Items listed in a dataset =>

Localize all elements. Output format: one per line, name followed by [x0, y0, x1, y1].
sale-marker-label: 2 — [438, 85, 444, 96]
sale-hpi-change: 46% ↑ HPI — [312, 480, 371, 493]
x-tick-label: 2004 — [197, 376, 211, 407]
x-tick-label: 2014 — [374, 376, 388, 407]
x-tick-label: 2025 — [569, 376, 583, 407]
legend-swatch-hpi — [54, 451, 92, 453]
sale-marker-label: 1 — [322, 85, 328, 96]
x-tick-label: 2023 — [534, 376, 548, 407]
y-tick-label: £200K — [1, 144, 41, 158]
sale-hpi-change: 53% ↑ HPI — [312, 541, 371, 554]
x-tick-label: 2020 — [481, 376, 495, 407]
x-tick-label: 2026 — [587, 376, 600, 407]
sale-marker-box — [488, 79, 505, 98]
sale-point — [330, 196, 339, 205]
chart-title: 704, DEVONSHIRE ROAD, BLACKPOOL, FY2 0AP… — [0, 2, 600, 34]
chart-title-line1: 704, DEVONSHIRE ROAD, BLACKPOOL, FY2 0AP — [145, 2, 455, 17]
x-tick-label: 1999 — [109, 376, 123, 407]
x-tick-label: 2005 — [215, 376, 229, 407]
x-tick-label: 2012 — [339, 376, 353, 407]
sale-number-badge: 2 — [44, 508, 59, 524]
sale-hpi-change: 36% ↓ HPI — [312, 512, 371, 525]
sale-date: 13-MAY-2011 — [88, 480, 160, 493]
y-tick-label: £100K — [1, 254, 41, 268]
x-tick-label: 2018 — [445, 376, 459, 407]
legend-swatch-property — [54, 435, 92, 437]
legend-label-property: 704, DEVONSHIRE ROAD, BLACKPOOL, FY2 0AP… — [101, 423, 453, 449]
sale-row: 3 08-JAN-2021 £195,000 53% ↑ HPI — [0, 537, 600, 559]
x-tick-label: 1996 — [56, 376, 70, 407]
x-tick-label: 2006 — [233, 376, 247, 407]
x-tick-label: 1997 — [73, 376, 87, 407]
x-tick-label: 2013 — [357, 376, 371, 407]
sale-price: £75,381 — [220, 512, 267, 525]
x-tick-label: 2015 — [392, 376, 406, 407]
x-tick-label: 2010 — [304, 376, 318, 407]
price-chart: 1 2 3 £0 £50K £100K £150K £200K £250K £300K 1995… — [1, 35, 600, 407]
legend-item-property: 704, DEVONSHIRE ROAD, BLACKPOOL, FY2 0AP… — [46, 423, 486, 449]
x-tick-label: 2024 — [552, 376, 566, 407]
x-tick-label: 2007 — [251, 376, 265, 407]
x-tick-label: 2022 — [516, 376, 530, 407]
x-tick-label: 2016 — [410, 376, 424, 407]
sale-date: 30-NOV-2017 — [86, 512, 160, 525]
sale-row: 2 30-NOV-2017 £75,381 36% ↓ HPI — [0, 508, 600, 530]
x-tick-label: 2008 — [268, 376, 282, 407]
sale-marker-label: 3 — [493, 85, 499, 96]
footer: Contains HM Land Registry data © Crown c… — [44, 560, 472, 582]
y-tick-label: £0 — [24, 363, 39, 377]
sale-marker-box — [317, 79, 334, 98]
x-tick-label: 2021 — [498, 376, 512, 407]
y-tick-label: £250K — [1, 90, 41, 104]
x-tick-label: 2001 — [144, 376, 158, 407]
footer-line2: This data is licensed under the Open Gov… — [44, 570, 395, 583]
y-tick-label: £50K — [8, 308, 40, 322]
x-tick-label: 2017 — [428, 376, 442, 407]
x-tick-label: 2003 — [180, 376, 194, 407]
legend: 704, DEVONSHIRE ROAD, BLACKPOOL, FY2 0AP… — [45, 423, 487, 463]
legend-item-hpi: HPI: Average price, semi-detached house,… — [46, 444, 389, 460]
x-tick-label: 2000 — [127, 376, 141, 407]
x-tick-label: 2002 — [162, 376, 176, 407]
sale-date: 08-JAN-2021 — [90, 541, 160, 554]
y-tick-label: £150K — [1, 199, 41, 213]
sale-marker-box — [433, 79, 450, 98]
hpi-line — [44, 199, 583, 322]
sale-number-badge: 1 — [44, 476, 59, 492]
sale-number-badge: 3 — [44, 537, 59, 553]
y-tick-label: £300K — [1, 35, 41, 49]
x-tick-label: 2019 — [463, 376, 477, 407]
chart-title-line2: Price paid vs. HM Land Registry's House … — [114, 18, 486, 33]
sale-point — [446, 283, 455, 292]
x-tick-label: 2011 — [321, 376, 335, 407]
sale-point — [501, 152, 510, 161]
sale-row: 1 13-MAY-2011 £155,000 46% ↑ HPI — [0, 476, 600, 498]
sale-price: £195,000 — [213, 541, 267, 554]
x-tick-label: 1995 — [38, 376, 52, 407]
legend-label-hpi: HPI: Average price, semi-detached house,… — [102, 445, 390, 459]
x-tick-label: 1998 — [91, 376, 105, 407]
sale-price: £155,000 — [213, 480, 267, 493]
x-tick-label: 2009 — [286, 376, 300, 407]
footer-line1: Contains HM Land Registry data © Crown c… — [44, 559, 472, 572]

AIM OF THE EXERCISE =>
Reproduce every item above line for line, with no changes.

OUTPUT OF THE TASK =>
Localize all elements. Output format: one per line, name followed by [x0, y0, x1, y1].
sale-marker-label: 2 — [438, 85, 444, 96]
sale-hpi-change: 46% ↑ HPI — [312, 480, 371, 493]
x-tick-label: 2004 — [197, 376, 211, 407]
x-tick-label: 2014 — [374, 376, 388, 407]
x-tick-label: 2025 — [569, 376, 583, 407]
legend-swatch-hpi — [54, 451, 92, 453]
sale-marker-label: 1 — [322, 85, 328, 96]
x-tick-label: 2023 — [534, 376, 548, 407]
y-tick-label: £200K — [1, 144, 41, 158]
sale-hpi-change: 53% ↑ HPI — [312, 541, 371, 554]
x-tick-label: 2020 — [481, 376, 495, 407]
x-tick-label: 2026 — [587, 376, 600, 407]
sale-marker-box — [488, 79, 505, 98]
sale-point — [330, 196, 339, 205]
chart-title: 704, DEVONSHIRE ROAD, BLACKPOOL, FY2 0AP… — [0, 2, 600, 34]
chart-title-line1: 704, DEVONSHIRE ROAD, BLACKPOOL, FY2 0AP — [145, 2, 455, 17]
x-tick-label: 1999 — [109, 376, 123, 407]
x-tick-label: 2005 — [215, 376, 229, 407]
x-tick-label: 2012 — [339, 376, 353, 407]
sale-number-badge: 2 — [44, 508, 59, 524]
sale-hpi-change: 36% ↓ HPI — [312, 512, 371, 525]
sale-date: 13-MAY-2011 — [88, 480, 160, 493]
y-tick-label: £100K — [1, 254, 41, 268]
x-tick-label: 2018 — [445, 376, 459, 407]
legend-swatch-property — [54, 435, 92, 437]
legend-label-property: 704, DEVONSHIRE ROAD, BLACKPOOL, FY2 0AP… — [101, 423, 453, 449]
sale-row: 3 08-JAN-2021 £195,000 53% ↑ HPI — [0, 537, 600, 559]
x-tick-label: 1996 — [56, 376, 70, 407]
x-tick-label: 2006 — [233, 376, 247, 407]
x-tick-label: 1997 — [73, 376, 87, 407]
x-tick-label: 2013 — [357, 376, 371, 407]
sale-price: £75,381 — [220, 512, 267, 525]
x-tick-label: 2015 — [392, 376, 406, 407]
x-tick-label: 2010 — [304, 376, 318, 407]
price-chart: 1 2 3 £0 £50K £100K £150K £200K £250K £300K 1995… — [1, 35, 600, 407]
legend-item-property: 704, DEVONSHIRE ROAD, BLACKPOOL, FY2 0AP… — [46, 423, 486, 449]
x-tick-label: 2024 — [552, 376, 566, 407]
x-tick-label: 2007 — [251, 376, 265, 407]
x-tick-label: 2022 — [516, 376, 530, 407]
x-tick-label: 2016 — [410, 376, 424, 407]
sale-date: 30-NOV-2017 — [86, 512, 160, 525]
sale-row: 2 30-NOV-2017 £75,381 36% ↓ HPI — [0, 508, 600, 530]
x-tick-label: 2008 — [268, 376, 282, 407]
sale-marker-label: 3 — [493, 85, 499, 96]
footer: Contains HM Land Registry data © Crown c… — [44, 560, 472, 582]
y-tick-label: £0 — [24, 363, 39, 377]
sale-marker-box — [317, 79, 334, 98]
x-tick-label: 2021 — [498, 376, 512, 407]
y-tick-label: £250K — [1, 90, 41, 104]
x-tick-label: 2001 — [144, 376, 158, 407]
footer-line2: This data is licensed under the Open Gov… — [44, 570, 395, 583]
y-tick-label: £50K — [8, 308, 40, 322]
x-tick-label: 2017 — [428, 376, 442, 407]
x-tick-label: 2003 — [180, 376, 194, 407]
legend: 704, DEVONSHIRE ROAD, BLACKPOOL, FY2 0AP… — [45, 423, 487, 463]
legend-item-hpi: HPI: Average price, semi-detached house,… — [46, 444, 389, 460]
x-tick-label: 2000 — [127, 376, 141, 407]
x-tick-label: 2002 — [162, 376, 176, 407]
sale-date: 08-JAN-2021 — [90, 541, 160, 554]
y-tick-label: £150K — [1, 199, 41, 213]
sale-marker-box — [433, 79, 450, 98]
hpi-line — [44, 199, 583, 322]
sale-number-badge: 1 — [44, 476, 59, 492]
sale-number-badge: 3 — [44, 537, 59, 553]
y-tick-label: £300K — [1, 35, 41, 49]
x-tick-label: 2019 — [463, 376, 477, 407]
chart-title-line2: Price paid vs. HM Land Registry's House … — [114, 18, 486, 33]
sale-point — [446, 283, 455, 292]
x-tick-label: 2011 — [321, 376, 335, 407]
sale-point — [501, 152, 510, 161]
sale-row: 1 13-MAY-2011 £155,000 46% ↑ HPI — [0, 476, 600, 498]
sale-price: £195,000 — [213, 541, 267, 554]
x-tick-label: 1995 — [38, 376, 52, 407]
legend-label-hpi: HPI: Average price, semi-detached house,… — [102, 445, 390, 459]
x-tick-label: 1998 — [91, 376, 105, 407]
sale-price: £155,000 — [213, 480, 267, 493]
x-tick-label: 2009 — [286, 376, 300, 407]
footer-line1: Contains HM Land Registry data © Crown c… — [44, 559, 472, 572]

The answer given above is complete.